Exercise objective:
Return a copy of each line that holds the string "toán".

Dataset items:

▼

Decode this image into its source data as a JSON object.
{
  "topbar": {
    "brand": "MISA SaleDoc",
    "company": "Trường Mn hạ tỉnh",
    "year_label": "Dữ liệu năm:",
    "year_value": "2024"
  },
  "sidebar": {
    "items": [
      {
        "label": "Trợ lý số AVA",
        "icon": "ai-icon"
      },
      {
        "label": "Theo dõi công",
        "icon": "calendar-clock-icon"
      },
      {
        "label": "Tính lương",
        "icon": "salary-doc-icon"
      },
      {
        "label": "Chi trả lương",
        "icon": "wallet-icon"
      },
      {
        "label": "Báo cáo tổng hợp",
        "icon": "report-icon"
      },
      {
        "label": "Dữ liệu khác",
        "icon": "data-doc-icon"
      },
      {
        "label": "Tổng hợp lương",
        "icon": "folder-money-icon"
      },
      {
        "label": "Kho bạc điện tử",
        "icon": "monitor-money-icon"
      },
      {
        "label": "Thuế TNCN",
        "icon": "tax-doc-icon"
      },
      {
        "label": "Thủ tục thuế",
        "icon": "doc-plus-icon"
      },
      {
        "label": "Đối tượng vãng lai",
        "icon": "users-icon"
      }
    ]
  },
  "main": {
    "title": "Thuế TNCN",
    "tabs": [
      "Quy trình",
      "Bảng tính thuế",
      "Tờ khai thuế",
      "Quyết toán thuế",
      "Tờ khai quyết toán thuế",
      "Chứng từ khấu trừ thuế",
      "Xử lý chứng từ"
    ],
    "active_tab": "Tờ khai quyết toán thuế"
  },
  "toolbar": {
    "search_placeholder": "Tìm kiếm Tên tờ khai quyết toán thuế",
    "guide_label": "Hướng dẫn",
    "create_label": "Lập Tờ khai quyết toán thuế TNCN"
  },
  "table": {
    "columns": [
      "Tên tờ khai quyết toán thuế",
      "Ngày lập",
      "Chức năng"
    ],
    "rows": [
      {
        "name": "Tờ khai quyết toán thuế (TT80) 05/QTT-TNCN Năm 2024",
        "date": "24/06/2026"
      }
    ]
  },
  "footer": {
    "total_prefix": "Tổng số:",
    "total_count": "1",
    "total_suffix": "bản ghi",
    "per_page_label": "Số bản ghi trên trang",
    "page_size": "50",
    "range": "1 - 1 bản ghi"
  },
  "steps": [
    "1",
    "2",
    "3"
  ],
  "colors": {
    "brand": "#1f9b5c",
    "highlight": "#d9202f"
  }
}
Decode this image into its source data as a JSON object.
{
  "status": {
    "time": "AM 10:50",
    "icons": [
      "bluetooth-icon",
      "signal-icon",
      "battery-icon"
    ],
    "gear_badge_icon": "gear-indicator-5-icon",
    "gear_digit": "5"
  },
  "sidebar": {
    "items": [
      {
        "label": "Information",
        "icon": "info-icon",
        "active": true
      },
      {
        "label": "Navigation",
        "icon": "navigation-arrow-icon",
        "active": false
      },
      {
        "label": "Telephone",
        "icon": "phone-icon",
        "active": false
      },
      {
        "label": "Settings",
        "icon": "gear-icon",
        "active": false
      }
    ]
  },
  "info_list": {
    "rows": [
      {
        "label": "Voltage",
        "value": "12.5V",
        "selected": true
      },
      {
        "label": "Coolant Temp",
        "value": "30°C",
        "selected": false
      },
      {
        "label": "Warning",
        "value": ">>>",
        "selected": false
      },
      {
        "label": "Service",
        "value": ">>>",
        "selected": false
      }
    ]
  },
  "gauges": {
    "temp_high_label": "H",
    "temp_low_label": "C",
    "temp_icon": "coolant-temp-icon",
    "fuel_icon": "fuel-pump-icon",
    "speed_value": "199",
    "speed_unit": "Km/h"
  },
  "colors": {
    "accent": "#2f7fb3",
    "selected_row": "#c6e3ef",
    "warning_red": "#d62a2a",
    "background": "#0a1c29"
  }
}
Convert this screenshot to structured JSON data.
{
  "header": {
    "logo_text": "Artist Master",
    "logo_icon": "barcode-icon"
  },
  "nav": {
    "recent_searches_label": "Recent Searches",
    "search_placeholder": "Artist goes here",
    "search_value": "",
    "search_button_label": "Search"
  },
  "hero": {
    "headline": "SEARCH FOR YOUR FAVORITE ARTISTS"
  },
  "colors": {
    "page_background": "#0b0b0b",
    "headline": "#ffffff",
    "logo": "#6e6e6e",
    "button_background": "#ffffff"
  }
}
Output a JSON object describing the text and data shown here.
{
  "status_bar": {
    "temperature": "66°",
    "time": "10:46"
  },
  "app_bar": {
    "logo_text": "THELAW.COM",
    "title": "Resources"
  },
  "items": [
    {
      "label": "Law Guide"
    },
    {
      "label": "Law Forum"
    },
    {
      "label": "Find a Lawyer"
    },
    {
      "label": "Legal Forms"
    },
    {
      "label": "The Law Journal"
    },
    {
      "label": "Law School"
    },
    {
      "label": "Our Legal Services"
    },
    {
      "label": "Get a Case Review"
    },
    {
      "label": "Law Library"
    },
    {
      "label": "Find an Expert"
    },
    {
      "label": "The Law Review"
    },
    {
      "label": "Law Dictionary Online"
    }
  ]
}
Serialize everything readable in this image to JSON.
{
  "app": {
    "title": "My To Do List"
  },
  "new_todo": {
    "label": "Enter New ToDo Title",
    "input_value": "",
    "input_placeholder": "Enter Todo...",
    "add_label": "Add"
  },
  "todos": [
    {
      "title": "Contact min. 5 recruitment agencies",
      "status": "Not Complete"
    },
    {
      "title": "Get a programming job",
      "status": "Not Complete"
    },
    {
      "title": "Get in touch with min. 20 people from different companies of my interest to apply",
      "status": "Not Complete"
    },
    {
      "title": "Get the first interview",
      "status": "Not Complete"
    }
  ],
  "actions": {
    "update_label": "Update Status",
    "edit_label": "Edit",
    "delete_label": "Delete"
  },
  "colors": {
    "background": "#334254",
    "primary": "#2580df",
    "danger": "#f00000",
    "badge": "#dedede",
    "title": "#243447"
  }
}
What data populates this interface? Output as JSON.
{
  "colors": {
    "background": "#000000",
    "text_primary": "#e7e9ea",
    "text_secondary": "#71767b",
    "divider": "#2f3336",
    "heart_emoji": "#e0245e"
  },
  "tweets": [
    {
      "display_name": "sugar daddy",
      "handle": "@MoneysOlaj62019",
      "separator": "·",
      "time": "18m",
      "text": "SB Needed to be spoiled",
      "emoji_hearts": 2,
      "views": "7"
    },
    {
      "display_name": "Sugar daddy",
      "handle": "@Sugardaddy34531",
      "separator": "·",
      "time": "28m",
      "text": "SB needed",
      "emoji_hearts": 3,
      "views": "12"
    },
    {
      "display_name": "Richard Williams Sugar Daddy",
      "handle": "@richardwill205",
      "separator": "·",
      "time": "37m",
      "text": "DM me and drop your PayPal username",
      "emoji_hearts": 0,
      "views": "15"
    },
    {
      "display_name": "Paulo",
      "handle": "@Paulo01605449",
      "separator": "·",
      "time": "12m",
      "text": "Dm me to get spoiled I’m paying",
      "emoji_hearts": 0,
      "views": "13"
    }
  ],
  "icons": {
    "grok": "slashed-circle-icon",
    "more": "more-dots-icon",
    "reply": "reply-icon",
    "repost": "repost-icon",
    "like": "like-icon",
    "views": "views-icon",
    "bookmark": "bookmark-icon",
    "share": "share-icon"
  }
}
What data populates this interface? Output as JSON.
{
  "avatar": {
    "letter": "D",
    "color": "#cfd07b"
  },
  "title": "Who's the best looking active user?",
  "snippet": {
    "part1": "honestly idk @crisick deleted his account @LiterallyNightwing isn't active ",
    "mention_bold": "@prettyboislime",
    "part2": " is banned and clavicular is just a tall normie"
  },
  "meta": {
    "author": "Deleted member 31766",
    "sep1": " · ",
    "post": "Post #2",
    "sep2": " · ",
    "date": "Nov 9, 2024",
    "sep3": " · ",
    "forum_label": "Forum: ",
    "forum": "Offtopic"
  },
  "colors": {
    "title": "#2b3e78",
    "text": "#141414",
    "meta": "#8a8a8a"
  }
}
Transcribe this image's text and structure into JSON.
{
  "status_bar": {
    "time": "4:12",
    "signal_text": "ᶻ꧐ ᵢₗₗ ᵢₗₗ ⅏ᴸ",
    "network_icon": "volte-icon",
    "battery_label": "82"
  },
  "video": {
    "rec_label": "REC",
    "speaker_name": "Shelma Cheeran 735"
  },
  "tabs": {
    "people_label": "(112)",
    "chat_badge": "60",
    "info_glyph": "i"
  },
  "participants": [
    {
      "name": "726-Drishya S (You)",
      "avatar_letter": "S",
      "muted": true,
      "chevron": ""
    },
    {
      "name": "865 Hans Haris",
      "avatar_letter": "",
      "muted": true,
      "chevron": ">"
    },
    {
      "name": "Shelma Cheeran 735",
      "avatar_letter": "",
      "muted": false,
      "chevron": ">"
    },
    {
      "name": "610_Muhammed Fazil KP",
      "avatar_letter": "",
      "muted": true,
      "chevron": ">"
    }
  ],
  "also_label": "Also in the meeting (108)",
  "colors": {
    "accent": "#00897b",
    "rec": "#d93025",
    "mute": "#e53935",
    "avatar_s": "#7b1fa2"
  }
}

▲

The solution:
      "Quyết toán thuế",
      "Tờ khai quyết toán thuế",
    "active_tab": "Tờ khai quyết toán thuế"
    "search_placeholder": "Tìm kiếm Tên tờ khai quyết toán thuế",
    "create_label": "Lập Tờ khai quyết toán thuế TNCN"
      "Tên tờ khai quyết toán thuế",
        "name": "Tờ khai quyết toán thuế (TT80) 05/QTT-TNCN Năm 2024",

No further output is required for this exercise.